===== EXTRAIT SOURCE
L’objectif du développeur est d’offrir, pour chaque série, les meilleures performances de freinage couplées à la meilleure dynamique de conduite du segment. Et le Cayenne Turbo S ne fait pas exception. Dimensionnement des disques de frein, choix des matériaux, refroidissement du système de freinage, pneumatiques et systèmes de régulation : tous ces éléments sont pris en compte à chaque étape pour aboutir à un ensemble cohérent, équilibré et convaincant. Et si le SUV de Porsche freine comme une voiture de sport, c’est précisément qu’il a été développé point par point comme une voiture de sport.
« La conception finale du système de freinage est déterminée par notre cycle d’essais de fading, qui compte parmi les plus exigeants de toute l’industrie », explique Alexander Prahst, responsable développement freins céramique. Le test extrême a lieu sur le circuit à grande vitesse de Nardò, en Italie. Il comprend vingt freinages. Les testeurs accélèrent de 90 à 230 km/h, puis freinent. « Au bout de quinze freinages, les disques atteignent des températures de 750 °C. Entre les quinzième et seizième freinages, on laisse refroidir les disques à 150 °C pour contrôler l’efficacité du refroidissement. Lors des cinq derniers freinages, on vérifie si le coefficient de frottement a évolué ou si les freins fonctionnent de manière aussi optimale qu’au début du test », poursuit Alexander Prahst. Avec le nouveau Cayenne Turbo S, qui affiche une puissance de 570 ch (419 kW) pour un poids total autorisé en charge de 2 900 kg, ces exigences draconiennes ont ouvert une nouvelle dimension en matière de freins. Il est le premier SUV hautes performances à être doté d’étriers de frein à 10 pistons à l’avant. Cette amélioration, associée à des disques en céramique de série de 420 sur 40 mm avec pot en aluminium, a permis d’augmenter considérablement la surface des garnitures, qui passe à 165 cm². « Ce système, auquel il faut ajouter une toute nouvelle couche de frottement du disque, garantit des coefficients de frottement constamment élevés et extrêmement réguliers », explique Alexander Prahst. Les disques ont parallèlement vu leur poids chuter de 9,8 à tout juste 8,5 kg. « Taille et poids sont des objectifs clairement antinomiques. C’est pourquoi nous misons résolument sur les freins PCCB [Porsche Ceramic Composite Brake] pour nos modèles hautes performances, car ils nous permettent de gagner jusqu’à 30 kg sur les masses non suspendues et d’améliorer le comportement routier », ajoute-t-il.
==========
===== DONNÉES FOURNIES
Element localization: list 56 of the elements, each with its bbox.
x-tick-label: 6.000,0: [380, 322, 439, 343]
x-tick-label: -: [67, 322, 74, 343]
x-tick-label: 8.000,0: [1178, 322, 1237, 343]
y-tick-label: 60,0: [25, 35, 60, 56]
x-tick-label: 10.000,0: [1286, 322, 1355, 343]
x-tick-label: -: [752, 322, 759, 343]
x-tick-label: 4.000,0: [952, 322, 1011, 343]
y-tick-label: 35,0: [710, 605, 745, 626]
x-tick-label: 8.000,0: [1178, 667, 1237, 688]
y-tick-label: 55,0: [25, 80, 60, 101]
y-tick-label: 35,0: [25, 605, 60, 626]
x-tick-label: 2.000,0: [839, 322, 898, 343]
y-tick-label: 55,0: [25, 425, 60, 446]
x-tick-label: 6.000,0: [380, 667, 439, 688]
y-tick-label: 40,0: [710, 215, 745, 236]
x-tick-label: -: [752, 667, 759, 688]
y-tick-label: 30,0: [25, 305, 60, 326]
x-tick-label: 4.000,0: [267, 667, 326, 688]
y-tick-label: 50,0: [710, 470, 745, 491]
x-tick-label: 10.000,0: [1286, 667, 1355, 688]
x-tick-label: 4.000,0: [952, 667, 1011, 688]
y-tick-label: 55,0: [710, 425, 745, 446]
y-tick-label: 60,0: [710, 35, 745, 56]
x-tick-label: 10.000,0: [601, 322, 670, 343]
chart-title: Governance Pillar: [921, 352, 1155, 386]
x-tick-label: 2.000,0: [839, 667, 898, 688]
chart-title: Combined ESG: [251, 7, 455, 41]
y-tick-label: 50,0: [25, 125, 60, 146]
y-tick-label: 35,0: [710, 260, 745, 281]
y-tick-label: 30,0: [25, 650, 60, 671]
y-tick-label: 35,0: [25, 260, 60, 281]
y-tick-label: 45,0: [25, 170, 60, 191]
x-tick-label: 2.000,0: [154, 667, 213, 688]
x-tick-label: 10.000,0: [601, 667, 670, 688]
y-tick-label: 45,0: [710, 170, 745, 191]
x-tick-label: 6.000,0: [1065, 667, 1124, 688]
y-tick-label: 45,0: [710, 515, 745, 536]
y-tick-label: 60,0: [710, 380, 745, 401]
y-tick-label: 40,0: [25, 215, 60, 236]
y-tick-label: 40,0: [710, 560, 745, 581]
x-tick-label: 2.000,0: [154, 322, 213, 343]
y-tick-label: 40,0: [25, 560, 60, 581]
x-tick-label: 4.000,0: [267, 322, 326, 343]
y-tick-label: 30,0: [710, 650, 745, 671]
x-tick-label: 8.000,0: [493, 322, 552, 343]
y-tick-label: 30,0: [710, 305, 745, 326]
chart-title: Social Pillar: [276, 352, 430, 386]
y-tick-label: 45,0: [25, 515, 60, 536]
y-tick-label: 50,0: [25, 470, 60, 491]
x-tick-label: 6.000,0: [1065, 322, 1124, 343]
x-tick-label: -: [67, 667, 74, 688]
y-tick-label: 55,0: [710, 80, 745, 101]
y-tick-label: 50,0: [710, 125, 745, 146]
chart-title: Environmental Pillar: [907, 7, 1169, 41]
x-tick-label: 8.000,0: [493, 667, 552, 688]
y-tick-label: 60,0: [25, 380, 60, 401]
==========
> _ÉNONCÉ 1_
Recopiez le passage de l'extrait sur le freinage du Cayenne Turbo S compris entre « L’objectif du développeur » et « voiture de sport. », bornes incluses.
> _ÉNONCÉ 2_
D'après l'extrait sur le freinage du Cayenne Turbo S, où se déroule le test de fading ?
> _ÉNONCÉ 3_
Traduisez en anglais cette phrase de l'extrait sur le freinage du Cayenne Turbo S : « Il est le premier SUV hautes performances à être doté d'étriers de frein à 10 pistons à l'avant. »

> _RÉPONSE 1_
L’objectif du développeur est d’offrir, pour chaque série, les meilleures performances de freinage couplées à la meilleure dynamique de conduite du segment. Et le Cayenne Turbo S ne fait pas exception. Dimensionnement des disques de frein, choix des matériaux, refroidissement du système de freinage, pneumatiques et systèmes de régulation : tous ces éléments sont pris en compte à chaque étape pour aboutir à un ensemble cohérent, équilibré et convaincant. Et si le SUV de Porsche freine comme une voiture de sport, c’est précisément qu’il a été développé point par point comme une voiture de sport.

> _RÉPONSE 2_
Sur le circuit à grande vitesse de Nardò, en Italie.

> _RÉPONSE 3_
It is the first high-performance SUV to be fitted with 10-piston brake calipers at the front.